» Do this: List the lines of this listing that hold the word "name".

(Structured figure records)
□ □ □ □ □

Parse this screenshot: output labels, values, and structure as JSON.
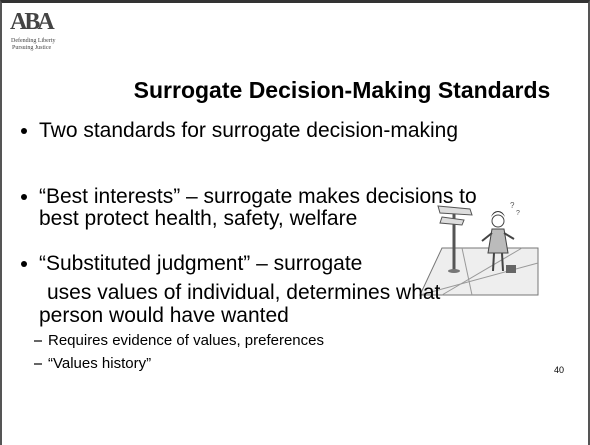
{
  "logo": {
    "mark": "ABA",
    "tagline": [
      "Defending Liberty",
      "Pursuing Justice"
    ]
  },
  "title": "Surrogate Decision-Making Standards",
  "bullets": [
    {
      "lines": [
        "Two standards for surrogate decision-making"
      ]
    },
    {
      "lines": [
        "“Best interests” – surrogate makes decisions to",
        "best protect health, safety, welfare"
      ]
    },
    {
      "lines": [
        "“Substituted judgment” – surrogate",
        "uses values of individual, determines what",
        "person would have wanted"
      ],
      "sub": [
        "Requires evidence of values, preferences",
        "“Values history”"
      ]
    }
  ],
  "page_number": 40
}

□ □ □ □ □

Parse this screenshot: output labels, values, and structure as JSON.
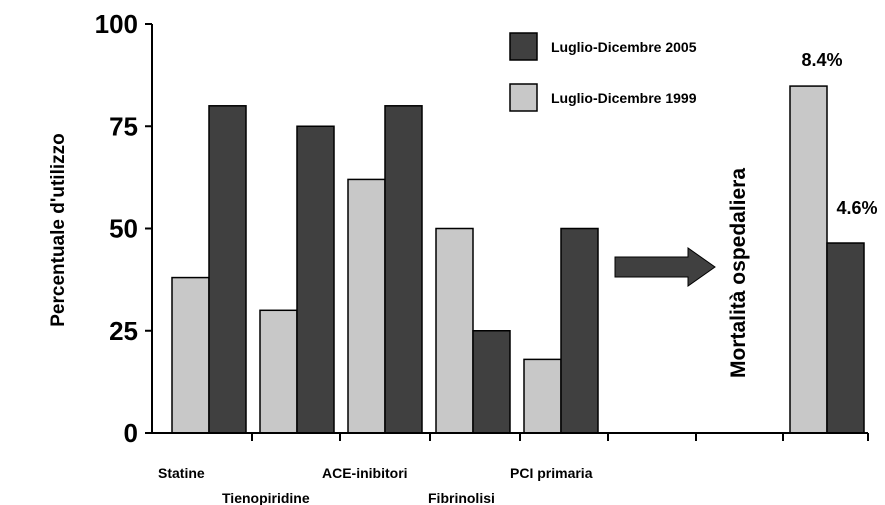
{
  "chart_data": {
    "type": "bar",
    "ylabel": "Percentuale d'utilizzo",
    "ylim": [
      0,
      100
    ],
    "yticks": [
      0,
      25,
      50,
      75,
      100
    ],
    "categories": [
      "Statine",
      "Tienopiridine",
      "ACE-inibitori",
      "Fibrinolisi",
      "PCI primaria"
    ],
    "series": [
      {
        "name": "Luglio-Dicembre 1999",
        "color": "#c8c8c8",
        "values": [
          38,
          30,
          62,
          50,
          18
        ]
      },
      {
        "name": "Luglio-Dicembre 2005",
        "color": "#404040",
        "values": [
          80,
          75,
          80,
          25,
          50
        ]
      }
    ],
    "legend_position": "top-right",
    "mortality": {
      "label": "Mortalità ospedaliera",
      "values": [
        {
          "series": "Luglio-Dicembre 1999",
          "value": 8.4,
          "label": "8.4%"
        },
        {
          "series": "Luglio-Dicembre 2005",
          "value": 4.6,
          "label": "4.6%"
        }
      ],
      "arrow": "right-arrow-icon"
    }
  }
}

□ □ □ □ □

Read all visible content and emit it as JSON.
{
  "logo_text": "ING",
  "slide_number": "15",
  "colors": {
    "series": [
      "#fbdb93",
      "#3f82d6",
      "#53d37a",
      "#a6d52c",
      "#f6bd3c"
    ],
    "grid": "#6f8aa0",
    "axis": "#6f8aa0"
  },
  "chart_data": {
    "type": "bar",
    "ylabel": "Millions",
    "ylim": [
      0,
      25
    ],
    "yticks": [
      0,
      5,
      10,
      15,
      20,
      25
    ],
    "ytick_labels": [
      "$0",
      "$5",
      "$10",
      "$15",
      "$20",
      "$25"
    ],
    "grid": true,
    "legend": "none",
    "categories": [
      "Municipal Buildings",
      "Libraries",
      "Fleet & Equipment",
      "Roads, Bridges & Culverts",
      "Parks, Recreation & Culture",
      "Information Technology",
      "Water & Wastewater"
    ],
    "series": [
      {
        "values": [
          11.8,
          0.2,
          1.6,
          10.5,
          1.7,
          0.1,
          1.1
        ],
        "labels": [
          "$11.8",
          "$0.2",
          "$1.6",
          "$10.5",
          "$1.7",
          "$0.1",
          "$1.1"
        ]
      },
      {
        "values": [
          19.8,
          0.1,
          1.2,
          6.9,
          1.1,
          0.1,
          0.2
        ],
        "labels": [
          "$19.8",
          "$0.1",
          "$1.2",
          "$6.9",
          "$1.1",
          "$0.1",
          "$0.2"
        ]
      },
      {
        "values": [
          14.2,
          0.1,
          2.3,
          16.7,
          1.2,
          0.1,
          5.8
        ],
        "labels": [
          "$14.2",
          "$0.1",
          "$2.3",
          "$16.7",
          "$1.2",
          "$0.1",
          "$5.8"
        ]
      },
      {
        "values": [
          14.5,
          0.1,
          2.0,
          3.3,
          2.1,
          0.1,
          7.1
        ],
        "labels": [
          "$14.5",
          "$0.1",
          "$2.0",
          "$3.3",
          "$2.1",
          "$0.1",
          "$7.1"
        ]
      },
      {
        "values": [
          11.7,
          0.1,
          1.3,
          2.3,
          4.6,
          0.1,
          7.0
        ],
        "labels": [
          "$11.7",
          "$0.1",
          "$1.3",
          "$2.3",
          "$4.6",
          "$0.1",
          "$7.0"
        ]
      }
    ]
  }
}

□ □ □ □ □

» Response to this exercise:
        "name": "Luglio-Dicembre 1999",
        "name": "Luglio-Dicembre 2005",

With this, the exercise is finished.